Saved entries:
>> start

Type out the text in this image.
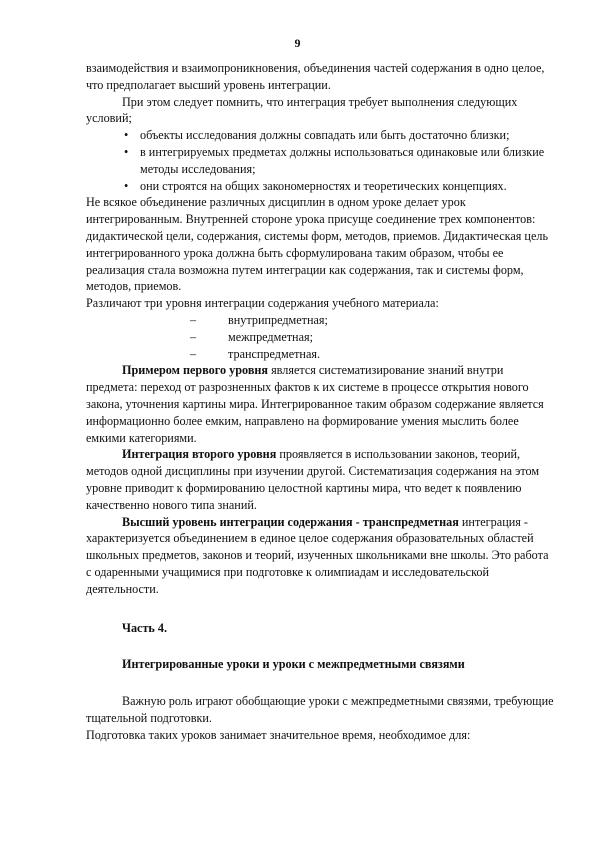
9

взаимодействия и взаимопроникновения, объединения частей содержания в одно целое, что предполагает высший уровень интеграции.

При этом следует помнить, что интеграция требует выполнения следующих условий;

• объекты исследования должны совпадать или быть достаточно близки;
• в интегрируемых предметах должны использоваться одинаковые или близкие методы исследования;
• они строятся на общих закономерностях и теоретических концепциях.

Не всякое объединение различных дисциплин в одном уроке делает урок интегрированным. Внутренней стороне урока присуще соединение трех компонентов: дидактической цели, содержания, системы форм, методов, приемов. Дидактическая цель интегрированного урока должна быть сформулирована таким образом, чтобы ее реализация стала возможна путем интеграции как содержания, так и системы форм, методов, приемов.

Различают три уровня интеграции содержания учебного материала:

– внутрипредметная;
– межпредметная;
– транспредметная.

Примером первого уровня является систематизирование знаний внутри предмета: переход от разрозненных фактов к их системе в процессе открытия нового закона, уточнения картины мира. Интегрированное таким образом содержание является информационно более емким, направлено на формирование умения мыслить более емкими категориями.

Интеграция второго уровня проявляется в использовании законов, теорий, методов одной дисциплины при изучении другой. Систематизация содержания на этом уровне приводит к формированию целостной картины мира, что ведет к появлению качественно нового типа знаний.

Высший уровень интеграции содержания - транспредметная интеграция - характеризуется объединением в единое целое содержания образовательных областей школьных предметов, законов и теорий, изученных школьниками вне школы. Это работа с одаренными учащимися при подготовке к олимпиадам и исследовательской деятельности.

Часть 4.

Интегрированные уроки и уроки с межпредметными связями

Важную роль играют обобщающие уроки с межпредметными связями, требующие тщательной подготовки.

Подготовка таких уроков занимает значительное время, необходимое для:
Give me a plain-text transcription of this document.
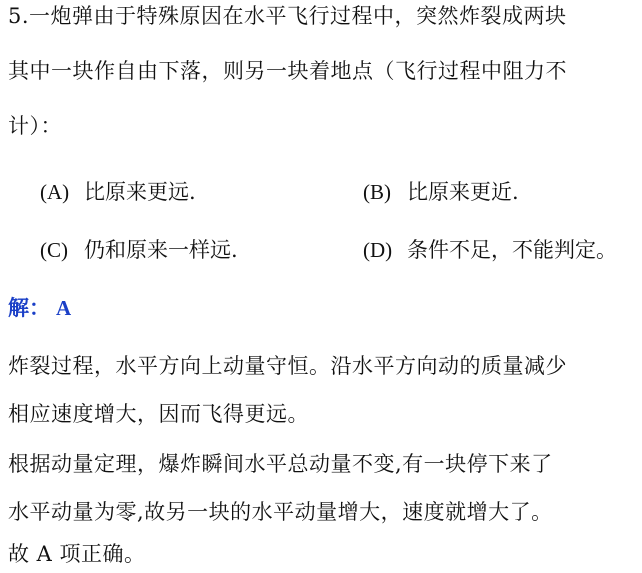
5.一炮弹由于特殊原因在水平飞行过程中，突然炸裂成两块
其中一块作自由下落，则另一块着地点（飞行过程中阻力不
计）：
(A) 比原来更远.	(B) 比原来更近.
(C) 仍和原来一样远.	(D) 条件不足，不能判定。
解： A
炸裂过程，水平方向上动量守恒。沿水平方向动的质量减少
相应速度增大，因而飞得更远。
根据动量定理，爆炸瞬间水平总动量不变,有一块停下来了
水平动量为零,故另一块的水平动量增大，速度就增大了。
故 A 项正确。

>> end

INSTRUCTIONS FOR THE TASK:
Look for the line that contains "Give me a plain-text", then please copy it and the rest of the lines through the end of the data, pictures excluded.

EXPECTED OUTPUT:
Give me a plain-text transcription of this document.
5.一炮弹由于特殊原因在水平飞行过程中，突然炸裂成两块
其中一块作自由下落，则另一块着地点（飞行过程中阻力不
计）：
(A) 比原来更远.	(B) 比原来更近.
(C) 仍和原来一样远.	(D) 条件不足，不能判定。
解： A
炸裂过程，水平方向上动量守恒。沿水平方向动的质量减少
相应速度增大，因而飞得更远。
根据动量定理，爆炸瞬间水平总动量不变,有一块停下来了
水平动量为零,故另一块的水平动量增大，速度就增大了。
故 A 项正确。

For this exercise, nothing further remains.